→ INPUT RECORDS
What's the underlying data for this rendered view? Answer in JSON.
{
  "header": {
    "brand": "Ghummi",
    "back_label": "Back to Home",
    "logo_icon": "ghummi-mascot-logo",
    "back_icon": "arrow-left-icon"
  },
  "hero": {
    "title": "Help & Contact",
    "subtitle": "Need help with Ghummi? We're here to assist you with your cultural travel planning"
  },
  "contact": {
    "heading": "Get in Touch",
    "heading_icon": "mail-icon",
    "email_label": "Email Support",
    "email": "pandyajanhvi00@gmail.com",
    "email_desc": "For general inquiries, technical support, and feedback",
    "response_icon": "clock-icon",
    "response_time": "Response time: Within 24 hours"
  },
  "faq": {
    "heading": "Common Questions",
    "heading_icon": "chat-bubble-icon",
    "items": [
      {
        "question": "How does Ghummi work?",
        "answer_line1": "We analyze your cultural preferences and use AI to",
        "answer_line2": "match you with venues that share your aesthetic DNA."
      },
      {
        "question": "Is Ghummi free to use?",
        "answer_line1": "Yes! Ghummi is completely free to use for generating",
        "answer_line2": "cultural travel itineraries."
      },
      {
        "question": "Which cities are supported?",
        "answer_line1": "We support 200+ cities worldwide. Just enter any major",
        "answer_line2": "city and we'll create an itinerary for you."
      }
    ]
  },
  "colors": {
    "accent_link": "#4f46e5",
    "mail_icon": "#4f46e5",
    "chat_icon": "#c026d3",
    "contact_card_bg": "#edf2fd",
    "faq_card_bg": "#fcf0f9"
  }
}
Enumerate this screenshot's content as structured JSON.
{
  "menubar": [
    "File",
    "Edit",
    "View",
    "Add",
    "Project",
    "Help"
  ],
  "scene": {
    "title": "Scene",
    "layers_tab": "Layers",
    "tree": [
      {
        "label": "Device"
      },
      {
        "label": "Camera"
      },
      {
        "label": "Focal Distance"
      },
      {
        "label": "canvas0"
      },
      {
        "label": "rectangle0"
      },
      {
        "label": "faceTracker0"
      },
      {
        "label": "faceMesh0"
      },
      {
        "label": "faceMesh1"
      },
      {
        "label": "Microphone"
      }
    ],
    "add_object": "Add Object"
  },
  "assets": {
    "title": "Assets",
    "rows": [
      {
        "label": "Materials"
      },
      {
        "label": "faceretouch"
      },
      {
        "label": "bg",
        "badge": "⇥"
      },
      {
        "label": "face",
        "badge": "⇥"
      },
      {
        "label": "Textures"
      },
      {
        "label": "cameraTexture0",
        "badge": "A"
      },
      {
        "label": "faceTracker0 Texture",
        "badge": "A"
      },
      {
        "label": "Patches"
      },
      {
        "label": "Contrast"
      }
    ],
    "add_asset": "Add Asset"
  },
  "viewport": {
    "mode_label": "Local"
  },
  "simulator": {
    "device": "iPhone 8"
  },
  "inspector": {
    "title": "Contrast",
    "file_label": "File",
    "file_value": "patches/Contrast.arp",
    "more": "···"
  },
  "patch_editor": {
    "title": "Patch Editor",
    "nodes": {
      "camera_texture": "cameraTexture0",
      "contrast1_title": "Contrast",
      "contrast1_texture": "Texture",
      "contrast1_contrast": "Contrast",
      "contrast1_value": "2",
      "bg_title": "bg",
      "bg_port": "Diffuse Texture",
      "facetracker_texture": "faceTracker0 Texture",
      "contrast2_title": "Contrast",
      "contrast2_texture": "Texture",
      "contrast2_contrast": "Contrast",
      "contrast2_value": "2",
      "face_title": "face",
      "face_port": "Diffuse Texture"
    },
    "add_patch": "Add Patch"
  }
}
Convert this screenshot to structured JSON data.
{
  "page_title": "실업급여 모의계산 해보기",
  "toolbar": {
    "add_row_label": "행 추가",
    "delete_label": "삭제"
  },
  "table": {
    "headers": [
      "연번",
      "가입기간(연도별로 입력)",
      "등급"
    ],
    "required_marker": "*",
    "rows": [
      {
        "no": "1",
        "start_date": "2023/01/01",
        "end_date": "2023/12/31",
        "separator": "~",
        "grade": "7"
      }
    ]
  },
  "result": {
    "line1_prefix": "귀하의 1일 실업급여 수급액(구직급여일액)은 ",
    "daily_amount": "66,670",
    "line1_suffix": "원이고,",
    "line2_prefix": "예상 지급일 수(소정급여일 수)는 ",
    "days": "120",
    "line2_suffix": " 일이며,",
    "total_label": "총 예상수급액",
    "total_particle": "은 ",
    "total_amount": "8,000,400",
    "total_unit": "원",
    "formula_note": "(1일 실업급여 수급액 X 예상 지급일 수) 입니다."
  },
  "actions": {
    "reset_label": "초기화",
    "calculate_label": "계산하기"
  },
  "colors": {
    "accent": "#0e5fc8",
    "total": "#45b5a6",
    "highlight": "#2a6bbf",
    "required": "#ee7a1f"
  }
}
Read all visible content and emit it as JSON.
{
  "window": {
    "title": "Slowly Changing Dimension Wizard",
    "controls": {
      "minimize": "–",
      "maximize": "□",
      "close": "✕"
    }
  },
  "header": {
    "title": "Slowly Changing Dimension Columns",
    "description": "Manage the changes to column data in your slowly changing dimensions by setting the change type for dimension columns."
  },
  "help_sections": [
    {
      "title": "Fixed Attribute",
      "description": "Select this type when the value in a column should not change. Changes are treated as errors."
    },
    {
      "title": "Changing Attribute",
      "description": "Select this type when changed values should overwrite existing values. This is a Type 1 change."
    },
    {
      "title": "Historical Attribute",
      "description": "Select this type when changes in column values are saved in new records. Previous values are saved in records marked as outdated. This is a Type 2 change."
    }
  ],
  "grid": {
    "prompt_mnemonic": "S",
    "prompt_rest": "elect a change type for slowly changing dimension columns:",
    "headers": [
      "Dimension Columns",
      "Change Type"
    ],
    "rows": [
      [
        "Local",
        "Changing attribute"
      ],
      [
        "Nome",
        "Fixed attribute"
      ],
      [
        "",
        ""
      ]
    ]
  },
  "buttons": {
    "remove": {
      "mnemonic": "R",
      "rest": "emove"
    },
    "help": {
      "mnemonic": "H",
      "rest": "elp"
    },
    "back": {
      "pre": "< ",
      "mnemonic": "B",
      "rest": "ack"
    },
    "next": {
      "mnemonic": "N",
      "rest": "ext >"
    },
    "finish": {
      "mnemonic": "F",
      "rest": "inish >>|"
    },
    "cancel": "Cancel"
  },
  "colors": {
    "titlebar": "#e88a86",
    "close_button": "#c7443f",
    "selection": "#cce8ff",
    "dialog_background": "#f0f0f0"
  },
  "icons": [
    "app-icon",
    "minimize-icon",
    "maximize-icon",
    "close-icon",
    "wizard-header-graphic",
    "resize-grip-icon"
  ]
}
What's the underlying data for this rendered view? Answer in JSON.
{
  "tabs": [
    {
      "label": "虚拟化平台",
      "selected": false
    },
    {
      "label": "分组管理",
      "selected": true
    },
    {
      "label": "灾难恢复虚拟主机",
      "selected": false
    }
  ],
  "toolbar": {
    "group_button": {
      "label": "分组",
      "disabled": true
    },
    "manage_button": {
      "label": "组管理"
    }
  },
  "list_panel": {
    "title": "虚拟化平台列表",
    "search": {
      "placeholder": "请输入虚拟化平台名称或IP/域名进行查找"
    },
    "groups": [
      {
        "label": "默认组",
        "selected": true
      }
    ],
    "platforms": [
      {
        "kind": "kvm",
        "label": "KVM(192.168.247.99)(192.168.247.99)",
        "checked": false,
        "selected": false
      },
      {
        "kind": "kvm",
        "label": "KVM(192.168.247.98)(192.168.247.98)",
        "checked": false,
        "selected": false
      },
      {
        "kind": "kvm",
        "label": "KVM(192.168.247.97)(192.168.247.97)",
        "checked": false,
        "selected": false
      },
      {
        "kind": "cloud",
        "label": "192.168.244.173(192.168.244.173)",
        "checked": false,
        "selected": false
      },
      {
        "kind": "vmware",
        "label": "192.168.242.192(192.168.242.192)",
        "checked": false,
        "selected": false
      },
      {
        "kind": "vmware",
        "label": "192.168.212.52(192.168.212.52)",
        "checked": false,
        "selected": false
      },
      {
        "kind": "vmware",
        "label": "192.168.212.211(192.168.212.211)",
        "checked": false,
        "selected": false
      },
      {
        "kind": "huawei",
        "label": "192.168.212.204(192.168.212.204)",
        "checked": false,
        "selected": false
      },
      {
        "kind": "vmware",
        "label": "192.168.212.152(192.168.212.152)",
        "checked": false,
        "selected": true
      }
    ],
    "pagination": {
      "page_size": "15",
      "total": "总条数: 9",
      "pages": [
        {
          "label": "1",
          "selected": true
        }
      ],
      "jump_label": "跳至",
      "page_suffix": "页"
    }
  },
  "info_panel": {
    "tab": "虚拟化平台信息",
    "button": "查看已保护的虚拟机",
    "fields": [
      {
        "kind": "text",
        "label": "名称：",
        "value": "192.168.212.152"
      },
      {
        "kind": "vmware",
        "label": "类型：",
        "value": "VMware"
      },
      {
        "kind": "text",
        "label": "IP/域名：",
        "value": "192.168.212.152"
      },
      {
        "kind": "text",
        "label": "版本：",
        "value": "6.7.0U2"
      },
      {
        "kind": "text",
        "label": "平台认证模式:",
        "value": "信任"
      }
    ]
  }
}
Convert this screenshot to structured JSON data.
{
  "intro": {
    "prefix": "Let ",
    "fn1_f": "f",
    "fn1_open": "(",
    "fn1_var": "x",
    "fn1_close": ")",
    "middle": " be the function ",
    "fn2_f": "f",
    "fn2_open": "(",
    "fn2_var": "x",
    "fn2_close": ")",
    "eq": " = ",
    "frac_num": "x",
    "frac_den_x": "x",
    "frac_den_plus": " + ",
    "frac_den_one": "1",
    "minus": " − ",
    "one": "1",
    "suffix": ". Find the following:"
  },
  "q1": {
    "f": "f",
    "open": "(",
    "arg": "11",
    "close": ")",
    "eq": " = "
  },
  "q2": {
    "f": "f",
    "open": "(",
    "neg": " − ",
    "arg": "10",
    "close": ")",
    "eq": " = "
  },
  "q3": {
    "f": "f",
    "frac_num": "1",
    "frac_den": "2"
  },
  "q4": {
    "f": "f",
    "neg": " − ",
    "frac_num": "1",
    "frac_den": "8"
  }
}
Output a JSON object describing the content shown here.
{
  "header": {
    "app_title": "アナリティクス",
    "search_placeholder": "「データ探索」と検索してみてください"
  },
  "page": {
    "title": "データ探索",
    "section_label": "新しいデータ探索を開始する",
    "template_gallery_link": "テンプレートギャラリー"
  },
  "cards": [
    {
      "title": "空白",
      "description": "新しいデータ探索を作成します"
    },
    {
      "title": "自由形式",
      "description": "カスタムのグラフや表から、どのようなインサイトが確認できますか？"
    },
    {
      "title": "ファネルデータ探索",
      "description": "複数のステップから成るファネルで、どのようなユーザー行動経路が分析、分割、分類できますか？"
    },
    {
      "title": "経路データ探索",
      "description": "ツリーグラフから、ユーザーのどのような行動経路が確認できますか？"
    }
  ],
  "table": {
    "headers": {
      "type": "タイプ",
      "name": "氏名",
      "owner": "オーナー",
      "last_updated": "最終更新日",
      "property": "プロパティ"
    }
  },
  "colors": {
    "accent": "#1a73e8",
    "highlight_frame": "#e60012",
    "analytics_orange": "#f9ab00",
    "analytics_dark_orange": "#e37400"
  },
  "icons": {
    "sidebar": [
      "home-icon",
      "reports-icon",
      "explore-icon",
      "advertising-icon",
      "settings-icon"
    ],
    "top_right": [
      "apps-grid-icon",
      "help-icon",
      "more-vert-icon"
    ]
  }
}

→ EXERCISE DIRECTIONS
What is the number of lines that hold the string "should"? Give it alone.

→ ANSWER TO THIS PROBLEM
2